■ Exercise details:
Transcribe the records below exactly as they appear.

■ Supplied data:
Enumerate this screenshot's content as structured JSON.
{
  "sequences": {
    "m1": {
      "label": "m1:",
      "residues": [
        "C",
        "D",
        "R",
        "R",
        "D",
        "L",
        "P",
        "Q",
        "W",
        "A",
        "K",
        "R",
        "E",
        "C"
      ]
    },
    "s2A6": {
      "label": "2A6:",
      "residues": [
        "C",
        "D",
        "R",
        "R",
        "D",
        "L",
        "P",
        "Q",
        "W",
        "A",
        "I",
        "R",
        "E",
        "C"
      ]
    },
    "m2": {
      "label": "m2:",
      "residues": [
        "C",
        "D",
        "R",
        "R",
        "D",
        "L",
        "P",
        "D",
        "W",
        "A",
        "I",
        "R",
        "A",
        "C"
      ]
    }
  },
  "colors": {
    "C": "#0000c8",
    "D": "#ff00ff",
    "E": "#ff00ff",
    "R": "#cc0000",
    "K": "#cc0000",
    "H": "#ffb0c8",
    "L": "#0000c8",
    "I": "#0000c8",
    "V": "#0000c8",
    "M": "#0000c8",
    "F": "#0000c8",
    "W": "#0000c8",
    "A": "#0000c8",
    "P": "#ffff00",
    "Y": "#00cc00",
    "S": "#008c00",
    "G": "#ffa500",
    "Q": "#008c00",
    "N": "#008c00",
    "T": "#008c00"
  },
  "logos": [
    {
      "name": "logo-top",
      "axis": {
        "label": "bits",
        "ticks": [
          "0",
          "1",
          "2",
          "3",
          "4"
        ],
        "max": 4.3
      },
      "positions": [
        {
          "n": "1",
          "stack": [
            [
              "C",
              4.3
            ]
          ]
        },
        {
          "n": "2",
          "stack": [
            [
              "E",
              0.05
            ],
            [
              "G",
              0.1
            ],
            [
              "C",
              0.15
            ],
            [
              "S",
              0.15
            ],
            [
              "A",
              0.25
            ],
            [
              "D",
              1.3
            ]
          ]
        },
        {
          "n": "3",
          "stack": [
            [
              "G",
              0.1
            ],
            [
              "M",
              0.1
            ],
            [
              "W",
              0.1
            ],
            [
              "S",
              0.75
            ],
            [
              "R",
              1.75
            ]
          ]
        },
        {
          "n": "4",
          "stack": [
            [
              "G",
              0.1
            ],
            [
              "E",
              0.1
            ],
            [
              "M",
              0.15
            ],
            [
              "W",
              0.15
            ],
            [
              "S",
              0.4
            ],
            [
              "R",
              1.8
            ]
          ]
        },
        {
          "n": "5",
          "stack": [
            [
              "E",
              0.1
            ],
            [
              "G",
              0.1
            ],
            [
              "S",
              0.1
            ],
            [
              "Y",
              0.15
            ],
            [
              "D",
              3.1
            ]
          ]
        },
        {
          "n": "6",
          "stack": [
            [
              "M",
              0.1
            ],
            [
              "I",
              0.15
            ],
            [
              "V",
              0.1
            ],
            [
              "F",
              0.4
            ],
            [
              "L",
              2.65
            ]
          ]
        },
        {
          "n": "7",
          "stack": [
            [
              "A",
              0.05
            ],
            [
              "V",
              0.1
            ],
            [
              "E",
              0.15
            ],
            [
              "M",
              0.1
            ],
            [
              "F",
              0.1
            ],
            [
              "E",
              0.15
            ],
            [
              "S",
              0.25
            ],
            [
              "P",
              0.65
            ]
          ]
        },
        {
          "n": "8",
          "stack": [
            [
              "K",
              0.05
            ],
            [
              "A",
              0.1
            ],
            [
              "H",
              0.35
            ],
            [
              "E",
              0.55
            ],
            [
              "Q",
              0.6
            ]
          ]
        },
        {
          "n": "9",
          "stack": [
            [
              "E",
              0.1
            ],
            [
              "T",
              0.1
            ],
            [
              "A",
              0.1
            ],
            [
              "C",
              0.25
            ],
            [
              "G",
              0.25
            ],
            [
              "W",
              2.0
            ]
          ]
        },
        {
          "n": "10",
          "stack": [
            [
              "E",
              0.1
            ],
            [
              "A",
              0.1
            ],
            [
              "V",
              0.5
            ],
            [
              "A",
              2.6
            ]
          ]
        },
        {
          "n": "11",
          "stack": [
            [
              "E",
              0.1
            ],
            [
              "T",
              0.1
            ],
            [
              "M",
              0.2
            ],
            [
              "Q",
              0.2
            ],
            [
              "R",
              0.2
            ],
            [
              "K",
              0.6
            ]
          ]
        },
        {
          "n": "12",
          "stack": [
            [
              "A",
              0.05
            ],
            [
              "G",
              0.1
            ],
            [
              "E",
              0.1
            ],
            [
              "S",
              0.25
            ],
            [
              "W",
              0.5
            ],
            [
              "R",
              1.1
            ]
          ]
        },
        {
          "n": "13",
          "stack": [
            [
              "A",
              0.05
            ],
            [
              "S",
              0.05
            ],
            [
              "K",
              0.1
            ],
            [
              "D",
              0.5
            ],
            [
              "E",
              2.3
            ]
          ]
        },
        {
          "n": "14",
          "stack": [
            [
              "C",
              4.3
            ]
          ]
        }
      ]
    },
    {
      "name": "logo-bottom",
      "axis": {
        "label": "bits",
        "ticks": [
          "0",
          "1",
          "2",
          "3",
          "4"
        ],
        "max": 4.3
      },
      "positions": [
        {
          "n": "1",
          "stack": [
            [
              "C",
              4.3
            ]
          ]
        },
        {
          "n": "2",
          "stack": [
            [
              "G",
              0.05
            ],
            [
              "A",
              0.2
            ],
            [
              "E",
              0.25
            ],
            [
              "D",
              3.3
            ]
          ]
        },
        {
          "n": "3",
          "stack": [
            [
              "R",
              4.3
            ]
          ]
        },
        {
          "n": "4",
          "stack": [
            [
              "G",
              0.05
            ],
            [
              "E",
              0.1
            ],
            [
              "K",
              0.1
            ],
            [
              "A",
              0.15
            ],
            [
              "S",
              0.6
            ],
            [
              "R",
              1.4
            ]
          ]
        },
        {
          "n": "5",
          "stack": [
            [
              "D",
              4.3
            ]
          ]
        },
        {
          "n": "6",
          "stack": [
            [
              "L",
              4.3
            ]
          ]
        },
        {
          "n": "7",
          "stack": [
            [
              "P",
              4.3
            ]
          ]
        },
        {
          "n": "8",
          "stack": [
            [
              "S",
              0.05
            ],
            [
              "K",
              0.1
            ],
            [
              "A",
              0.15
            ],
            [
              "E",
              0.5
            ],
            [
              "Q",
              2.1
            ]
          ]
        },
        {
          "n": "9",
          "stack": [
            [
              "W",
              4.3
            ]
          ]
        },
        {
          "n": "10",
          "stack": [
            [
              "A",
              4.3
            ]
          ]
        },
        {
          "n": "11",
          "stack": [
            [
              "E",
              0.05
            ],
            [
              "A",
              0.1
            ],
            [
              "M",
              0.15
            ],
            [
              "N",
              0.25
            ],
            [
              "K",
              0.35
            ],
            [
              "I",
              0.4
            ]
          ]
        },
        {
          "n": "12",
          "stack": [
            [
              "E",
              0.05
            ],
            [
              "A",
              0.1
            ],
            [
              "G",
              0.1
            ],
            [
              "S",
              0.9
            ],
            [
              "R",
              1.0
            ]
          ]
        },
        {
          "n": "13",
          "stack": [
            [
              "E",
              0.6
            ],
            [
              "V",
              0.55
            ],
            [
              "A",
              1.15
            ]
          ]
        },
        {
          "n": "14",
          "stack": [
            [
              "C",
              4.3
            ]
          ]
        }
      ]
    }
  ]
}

■ Finished task:
Enumerate this screenshot's content as structured JSON.
{
  "sequences": {
    "m1": {
      "label": "m1:",
      "residues": [
        "C",
        "D",
        "R",
        "R",
        "D",
        "L",
        "P",
        "Q",
        "W",
        "A",
        "K",
        "R",
        "E",
        "C"
      ]
    },
    "s2A6": {
      "label": "2A6:",
      "residues": [
        "C",
        "D",
        "R",
        "R",
        "D",
        "L",
        "P",
        "Q",
        "W",
        "A",
        "I",
        "R",
        "E",
        "C"
      ]
    },
    "m2": {
      "label": "m2:",
      "residues": [
        "C",
        "D",
        "R",
        "R",
        "D",
        "L",
        "P",
        "D",
        "W",
        "A",
        "I",
        "R",
        "A",
        "C"
      ]
    }
  },
  "colors": {
    "C": "#0000c8",
    "D": "#ff00ff",
    "E": "#ff00ff",
    "R": "#cc0000",
    "K": "#cc0000",
    "H": "#ffb0c8",
    "L": "#0000c8",
    "I": "#0000c8",
    "V": "#0000c8",
    "M": "#0000c8",
    "F": "#0000c8",
    "W": "#0000c8",
    "A": "#0000c8",
    "P": "#ffff00",
    "Y": "#00cc00",
    "S": "#008c00",
    "G": "#ffa500",
    "Q": "#008c00",
    "N": "#008c00",
    "T": "#008c00"
  },
  "logos": [
    {
      "name": "logo-top",
      "axis": {
        "label": "bits",
        "ticks": [
          "0",
          "1",
          "2",
          "3",
          "4"
        ],
        "max": 4.3
      },
      "positions": [
        {
          "n": "1",
          "stack": [
            [
              "C",
              4.3
            ]
          ]
        },
        {
          "n": "2",
          "stack": [
            [
              "E",
              0.05
            ],
            [
              "G",
              0.1
            ],
            [
              "C",
              0.15
            ],
            [
              "S",
              0.15
            ],
            [
              "A",
              0.25
            ],
            [
              "D",
              1.3
            ]
          ]
        },
        {
          "n": "3",
          "stack": [
            [
              "G",
              0.1
            ],
            [
              "M",
              0.1
            ],
            [
              "W",
              0.1
            ],
            [
              "S",
              0.75
            ],
            [
              "R",
              1.75
            ]
          ]
        },
        {
          "n": "4",
          "stack": [
            [
              "G",
              0.1
            ],
            [
              "E",
              0.1
            ],
            [
              "M",
              0.15
            ],
            [
              "W",
              0.15
            ],
            [
              "S",
              0.4
            ],
            [
              "R",
              1.8
            ]
          ]
        },
        {
          "n": "5",
          "stack": [
            [
              "E",
              0.1
            ],
            [
              "G",
              0.1
            ],
            [
              "S",
              0.1
            ],
            [
              "Y",
              0.15
            ],
            [
              "D",
              3.1
            ]
          ]
        },
        {
          "n": "6",
          "stack": [
            [
              "M",
              0.1
            ],
            [
              "I",
              0.15
            ],
            [
              "V",
              0.1
            ],
            [
              "F",
              0.4
            ],
            [
              "L",
              2.65
            ]
          ]
        },
        {
          "n": "7",
          "stack": [
            [
              "A",
              0.05
            ],
            [
              "V",
              0.1
            ],
            [
              "E",
              0.15
            ],
            [
              "M",
              0.1
            ],
            [
              "F",
              0.1
            ],
            [
              "E",
              0.15
            ],
            [
              "S",
              0.25
            ],
            [
              "P",
              0.65
            ]
          ]
        },
        {
          "n": "8",
          "stack": [
            [
              "K",
              0.05
            ],
            [
              "A",
              0.1
            ],
            [
              "H",
              0.35
            ],
            [
              "E",
              0.55
            ],
            [
              "Q",
              0.6
            ]
          ]
        },
        {
          "n": "9",
          "stack": [
            [
              "E",
              0.1
            ],
            [
              "T",
              0.1
            ],
            [
              "A",
              0.1
            ],
            [
              "C",
              0.25
            ],
            [
              "G",
              0.25
            ],
            [
              "W",
              2.0
            ]
          ]
        },
        {
          "n": "10",
          "stack": [
            [
              "E",
              0.1
            ],
            [
              "A",
              0.1
            ],
            [
              "V",
              0.5
            ],
            [
              "A",
              2.6
            ]
          ]
        },
        {
          "n": "11",
          "stack": [
            [
              "E",
              0.1
            ],
            [
              "T",
              0.1
            ],
            [
              "M",
              0.2
            ],
            [
              "Q",
              0.2
            ],
            [
              "R",
              0.2
            ],
            [
              "K",
              0.6
            ]
          ]
        },
        {
          "n": "12",
          "stack": [
            [
              "A",
              0.05
            ],
            [
              "G",
              0.1
            ],
            [
              "E",
              0.1
            ],
            [
              "S",
              0.25
            ],
            [
              "W",
              0.5
            ],
            [
              "R",
              1.1
            ]
          ]
        },
        {
          "n": "13",
          "stack": [
            [
              "A",
              0.05
            ],
            [
              "S",
              0.05
            ],
            [
              "K",
              0.1
            ],
            [
              "D",
              0.5
            ],
            [
              "E",
              2.3
            ]
          ]
        },
        {
          "n": "14",
          "stack": [
            [
              "C",
              4.3
            ]
          ]
        }
      ]
    },
    {
      "name": "logo-bottom",
      "axis": {
        "label": "bits",
        "ticks": [
          "0",
          "1",
          "2",
          "3",
          "4"
        ],
        "max": 4.3
      },
      "positions": [
        {
          "n": "1",
          "stack": [
            [
              "C",
              4.3
            ]
          ]
        },
        {
          "n": "2",
          "stack": [
            [
              "G",
              0.05
            ],
            [
              "A",
              0.2
            ],
            [
              "E",
              0.25
            ],
            [
              "D",
              3.3
            ]
          ]
        },
        {
          "n": "3",
          "stack": [
            [
              "R",
              4.3
            ]
          ]
        },
        {
          "n": "4",
          "stack": [
            [
              "G",
              0.05
            ],
            [
              "E",
              0.1
            ],
            [
              "K",
              0.1
            ],
            [
              "A",
              0.15
            ],
            [
              "S",
              0.6
            ],
            [
              "R",
              1.4
            ]
          ]
        },
        {
          "n": "5",
          "stack": [
            [
              "D",
              4.3
            ]
          ]
        },
        {
          "n": "6",
          "stack": [
            [
              "L",
              4.3
            ]
          ]
        },
        {
          "n": "7",
          "stack": [
            [
              "P",
              4.3
            ]
          ]
        },
        {
          "n": "8",
          "stack": [
            [
              "S",
              0.05
            ],
            [
              "K",
              0.1
            ],
            [
              "A",
              0.15
            ],
            [
              "E",
              0.5
            ],
            [
              "Q",
              2.1
            ]
          ]
        },
        {
          "n": "9",
          "stack": [
            [
              "W",
              4.3
            ]
          ]
        },
        {
          "n": "10",
          "stack": [
            [
              "A",
              4.3
            ]
          ]
        },
        {
          "n": "11",
          "stack": [
            [
              "E",
              0.05
            ],
            [
              "A",
              0.1
            ],
            [
              "M",
              0.15
            ],
            [
              "N",
              0.25
            ],
            [
              "K",
              0.35
            ],
            [
              "I",
              0.4
            ]
          ]
        },
        {
          "n": "12",
          "stack": [
            [
              "E",
              0.05
            ],
            [
              "A",
              0.1
            ],
            [
              "G",
              0.1
            ],
            [
              "S",
              0.9
            ],
            [
              "R",
              1.0
            ]
          ]
        },
        {
          "n": "13",
          "stack": [
            [
              "E",
              0.6
            ],
            [
              "V",
              0.55
            ],
            [
              "A",
              1.15
            ]
          ]
        },
        {
          "n": "14",
          "stack": [
            [
              "C",
              4.3
            ]
          ]
        }
      ]
    }
  ]
}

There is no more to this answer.